Data listing
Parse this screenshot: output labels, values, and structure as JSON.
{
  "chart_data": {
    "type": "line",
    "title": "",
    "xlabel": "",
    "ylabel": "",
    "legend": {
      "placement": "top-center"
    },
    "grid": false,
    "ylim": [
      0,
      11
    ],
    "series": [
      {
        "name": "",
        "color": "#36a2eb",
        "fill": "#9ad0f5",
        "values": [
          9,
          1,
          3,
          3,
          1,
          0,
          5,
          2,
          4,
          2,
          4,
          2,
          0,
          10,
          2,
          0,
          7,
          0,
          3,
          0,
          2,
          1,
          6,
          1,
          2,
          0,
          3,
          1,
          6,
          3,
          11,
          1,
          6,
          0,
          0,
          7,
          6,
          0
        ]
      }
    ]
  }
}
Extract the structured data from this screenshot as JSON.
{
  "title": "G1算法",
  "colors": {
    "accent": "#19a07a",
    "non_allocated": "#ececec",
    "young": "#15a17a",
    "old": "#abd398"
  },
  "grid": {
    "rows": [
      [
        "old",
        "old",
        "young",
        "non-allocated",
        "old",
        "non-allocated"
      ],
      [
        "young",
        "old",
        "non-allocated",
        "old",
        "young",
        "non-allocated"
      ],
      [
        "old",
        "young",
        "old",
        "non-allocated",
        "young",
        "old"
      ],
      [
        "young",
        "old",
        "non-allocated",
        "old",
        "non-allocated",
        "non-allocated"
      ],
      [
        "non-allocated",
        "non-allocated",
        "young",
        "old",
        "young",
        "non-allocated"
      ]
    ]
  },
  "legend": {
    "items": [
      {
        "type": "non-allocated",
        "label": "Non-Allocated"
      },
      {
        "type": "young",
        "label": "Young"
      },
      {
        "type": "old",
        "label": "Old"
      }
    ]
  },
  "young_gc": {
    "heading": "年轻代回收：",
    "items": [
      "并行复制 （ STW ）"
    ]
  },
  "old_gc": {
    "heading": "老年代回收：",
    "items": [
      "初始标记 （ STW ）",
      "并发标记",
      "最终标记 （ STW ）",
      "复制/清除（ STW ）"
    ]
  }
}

▶ OBJECTIVE
Extract the complete set of records unchanged.

▶ SOLUTION
Parse this screenshot: output labels, values, and structure as JSON.
{
  "chart_data": {
    "type": "line",
    "title": "",
    "xlabel": "",
    "ylabel": "",
    "legend": {
      "placement": "top-center"
    },
    "grid": false,
    "ylim": [
      0,
      11
    ],
    "series": [
      {
        "name": "",
        "color": "#36a2eb",
        "fill": "#9ad0f5",
        "values": [
          9,
          1,
          3,
          3,
          1,
          0,
          5,
          2,
          4,
          2,
          4,
          2,
          0,
          10,
          2,
          0,
          7,
          0,
          3,
          0,
          2,
          1,
          6,
          1,
          2,
          0,
          3,
          1,
          6,
          3,
          11,
          1,
          6,
          0,
          0,
          7,
          6,
          0
        ]
      }
    ]
  }
}
Extract the structured data from this screenshot as JSON.
{
  "title": "G1算法",
  "colors": {
    "accent": "#19a07a",
    "non_allocated": "#ececec",
    "young": "#15a17a",
    "old": "#abd398"
  },
  "grid": {
    "rows": [
      [
        "old",
        "old",
        "young",
        "non-allocated",
        "old",
        "non-allocated"
      ],
      [
        "young",
        "old",
        "non-allocated",
        "old",
        "young",
        "non-allocated"
      ],
      [
        "old",
        "young",
        "old",
        "non-allocated",
        "young",
        "old"
      ],
      [
        "young",
        "old",
        "non-allocated",
        "old",
        "non-allocated",
        "non-allocated"
      ],
      [
        "non-allocated",
        "non-allocated",
        "young",
        "old",
        "young",
        "non-allocated"
      ]
    ]
  },
  "legend": {
    "items": [
      {
        "type": "non-allocated",
        "label": "Non-Allocated"
      },
      {
        "type": "young",
        "label": "Young"
      },
      {
        "type": "old",
        "label": "Old"
      }
    ]
  },
  "young_gc": {
    "heading": "年轻代回收：",
    "items": [
      "并行复制 （ STW ）"
    ]
  },
  "old_gc": {
    "heading": "老年代回收：",
    "items": [
      "初始标记 （ STW ）",
      "并发标记",
      "最终标记 （ STW ）",
      "复制/清除（ STW ）"
    ]
  }
}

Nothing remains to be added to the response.